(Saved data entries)
● ● ● ●

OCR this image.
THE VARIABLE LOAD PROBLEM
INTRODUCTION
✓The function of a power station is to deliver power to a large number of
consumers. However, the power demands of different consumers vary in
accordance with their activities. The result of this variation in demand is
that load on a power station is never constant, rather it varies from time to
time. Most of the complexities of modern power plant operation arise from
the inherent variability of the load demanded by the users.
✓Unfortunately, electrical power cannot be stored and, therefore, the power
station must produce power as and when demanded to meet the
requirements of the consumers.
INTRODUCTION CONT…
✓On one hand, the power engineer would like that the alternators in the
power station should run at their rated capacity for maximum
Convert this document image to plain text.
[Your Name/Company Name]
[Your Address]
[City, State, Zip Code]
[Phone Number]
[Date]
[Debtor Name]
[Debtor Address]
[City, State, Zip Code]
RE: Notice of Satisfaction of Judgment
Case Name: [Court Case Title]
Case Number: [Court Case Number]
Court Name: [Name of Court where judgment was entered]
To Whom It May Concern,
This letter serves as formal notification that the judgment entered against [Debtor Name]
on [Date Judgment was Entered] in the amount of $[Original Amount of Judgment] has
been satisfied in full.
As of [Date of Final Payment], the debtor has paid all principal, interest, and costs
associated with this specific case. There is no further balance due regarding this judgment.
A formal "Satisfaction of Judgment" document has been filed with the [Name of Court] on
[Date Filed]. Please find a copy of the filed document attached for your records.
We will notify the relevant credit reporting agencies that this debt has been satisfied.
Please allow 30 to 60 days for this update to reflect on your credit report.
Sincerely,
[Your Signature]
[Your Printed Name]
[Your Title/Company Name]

● ● ● ●

» Exercise details
Your task is to output the full set of records exactly as presented.

» Exercise answer
OCR this image.
THE VARIABLE LOAD PROBLEM
INTRODUCTION
✓The function of a power station is to deliver power to a large number of
consumers. However, the power demands of different consumers vary in
accordance with their activities. The result of this variation in demand is
that load on a power station is never constant, rather it varies from time to
time. Most of the complexities of modern power plant operation arise from
the inherent variability of the load demanded by the users.
✓Unfortunately, electrical power cannot be stored and, therefore, the power
station must produce power as and when demanded to meet the
requirements of the consumers.
INTRODUCTION CONT…
✓On one hand, the power engineer would like that the alternators in the
power station should run at their rated capacity for maximum
Convert this document image to plain text.
[Your Name/Company Name]
[Your Address]
[City, State, Zip Code]
[Phone Number]
[Date]
[Debtor Name]
[Debtor Address]
[City, State, Zip Code]
RE: Notice of Satisfaction of Judgment
Case Name: [Court Case Title]
Case Number: [Court Case Number]
Court Name: [Name of Court where judgment was entered]
To Whom It May Concern,
This letter serves as formal notification that the judgment entered against [Debtor Name]
on [Date Judgment was Entered] in the amount of $[Original Amount of Judgment] has
been satisfied in full.
As of [Date of Final Payment], the debtor has paid all principal, interest, and costs
associated with this specific case. There is no further balance due regarding this judgment.
A formal "Satisfaction of Judgment" document has been filed with the [Name of Court] on
[Date Filed]. Please find a copy of the filed document attached for your records.
We will notify the relevant credit reporting agencies that this debt has been satisfied.
Please allow 30 to 60 days for this update to reflect on your credit report.
Sincerely,
[Your Signature]
[Your Printed Name]
[Your Title/Company Name]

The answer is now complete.